**EXCERPTED PASSAGE**
Yet, his majesty did not depend on perfection. He faced his own foibles in public view, and critics were swift and relentless. What distinguished him was not an absence of flaw but an unwillingness to be imprisoned by it. He understood that moral authority will not share the same room with moral infallibility. His Christian faith compelled confession, correction, and continuation. In this he modeled a rare form of leadership for a skeptical age. He showed that one can stumble and still stand for something larger than the stumble. For communities accustomed to seeing their champions either idolized or discarded, his resilience offered a third path, accountability without annihilation. That lesson is vital for societies struggling to nurture leaders who are human yet heroic in purpose.

**INFORMATION SUPPLIED**
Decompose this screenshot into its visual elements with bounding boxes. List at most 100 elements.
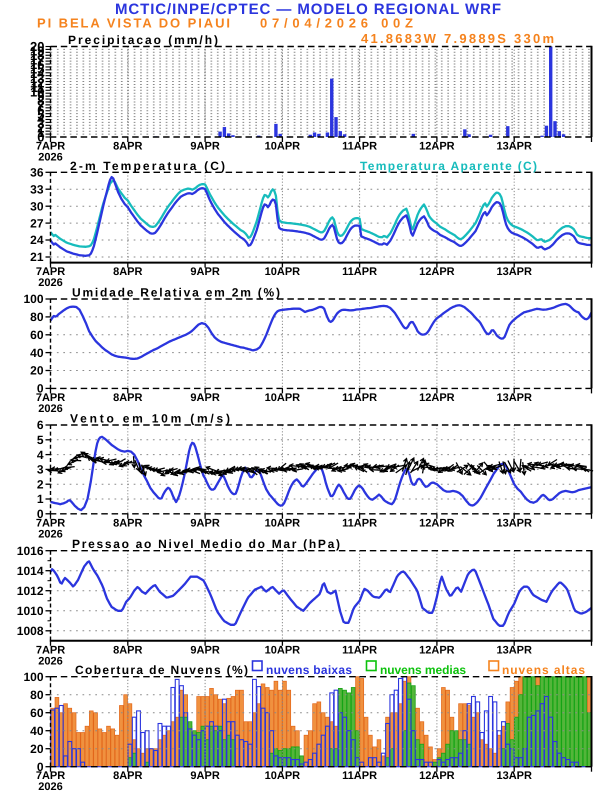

**TASKS TO PERFORM**
1. Transcribe the stretch from "Yet, his majesty" through "heroic in purpose." in the passage on leadership and personal flaws.
2. Pick up the passage on leadership and personal flaws after its final sentence and carry it forward.

**RESULTS FOR EACH TASK**
1.
Yet, his majesty did not depend on perfection. He faced his own foibles in public view, and critics were swift and relentless. What distinguished him was not an absence of flaw but an unwillingness to be imprisoned by it. He understood that moral authority will not share the same room with moral infallibility. His Christian faith compelled confession, correction, and continuation. In this he modeled a rare form of leadership for a skeptical age. He showed that one can stumble and still stand for something larger than the stumble. For communities accustomed to seeing their champions either idolized or discarded, his resilience offered a third path, accountability without annihilation. That lesson is vital for societies struggling to nurture leaders who are human yet heroic in purpose.

2.
As he transitions from the center of public life into the solemn dignity of legacy, his meaning deepens. The majesty of Reverend Jackson lives in the marches he led, the speeches he delivered, and in the moral vocabulary he expanded for the world. He taught that hope is a discipline, that dignity is sacred, that freedom demands cost, and that faith can animate public courage across race, region, and religion. His love for ordinary men and women of all races transcended pedigree and geography because he believed each person bore a divine imprint. For Caribbean and African peoples, and for all who yearn to triumph over despair, his life stands as a testament that history can bend when souls refuse to bow. His legacy lives on, both as memory and as mandate for generations yet unborn to keep hope alive and to rise each morning declaring with conviction that they too are somebody.

EDITOR’S NOTE: Dr. Isaac Newton is a globally experienced thought leader, Harvard, Princeton, and Columbia trained strategist, and advocate for social justice and leadership excellence. With over 30 years of expertise in bridging cultural, economic, and ideological divides, he brings a nuanced perspective to complex issues shaping global and regional landscapes.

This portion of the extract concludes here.